>> Start

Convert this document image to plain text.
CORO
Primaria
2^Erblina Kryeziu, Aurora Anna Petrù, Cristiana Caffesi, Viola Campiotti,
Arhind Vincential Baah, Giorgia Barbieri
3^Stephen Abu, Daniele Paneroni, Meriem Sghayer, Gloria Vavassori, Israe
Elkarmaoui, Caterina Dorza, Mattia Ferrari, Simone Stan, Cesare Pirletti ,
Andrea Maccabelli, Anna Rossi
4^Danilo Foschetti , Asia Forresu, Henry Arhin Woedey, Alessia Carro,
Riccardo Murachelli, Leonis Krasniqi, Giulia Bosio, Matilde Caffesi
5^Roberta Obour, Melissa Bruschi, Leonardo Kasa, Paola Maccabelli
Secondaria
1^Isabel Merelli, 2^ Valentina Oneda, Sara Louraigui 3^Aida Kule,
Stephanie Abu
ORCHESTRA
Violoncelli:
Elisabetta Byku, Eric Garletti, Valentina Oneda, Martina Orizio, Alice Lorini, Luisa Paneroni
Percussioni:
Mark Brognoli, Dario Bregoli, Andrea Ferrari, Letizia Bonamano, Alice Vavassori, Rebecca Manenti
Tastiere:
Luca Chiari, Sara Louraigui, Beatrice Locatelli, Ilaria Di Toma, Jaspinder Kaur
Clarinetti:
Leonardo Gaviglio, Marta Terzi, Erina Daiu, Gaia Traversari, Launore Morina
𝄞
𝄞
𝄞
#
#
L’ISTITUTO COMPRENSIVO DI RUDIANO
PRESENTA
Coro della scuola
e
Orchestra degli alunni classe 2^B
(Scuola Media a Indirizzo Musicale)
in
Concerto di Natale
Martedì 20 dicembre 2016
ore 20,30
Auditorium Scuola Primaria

>> End

EXERCISE DESCRIPTION.
Using the listing, copy every line where the word "Ferrari" shows up.

WRITTEN SOLUTION.
Elkarmaoui, Caterina Dorza, Mattia Ferrari, Simone Stan, Cesare Pirletti ,
Mark Brognoli, Dario Bregoli, Andrea Ferrari, Letizia Bonamano, Alice Vavassori, Rebecca Manenti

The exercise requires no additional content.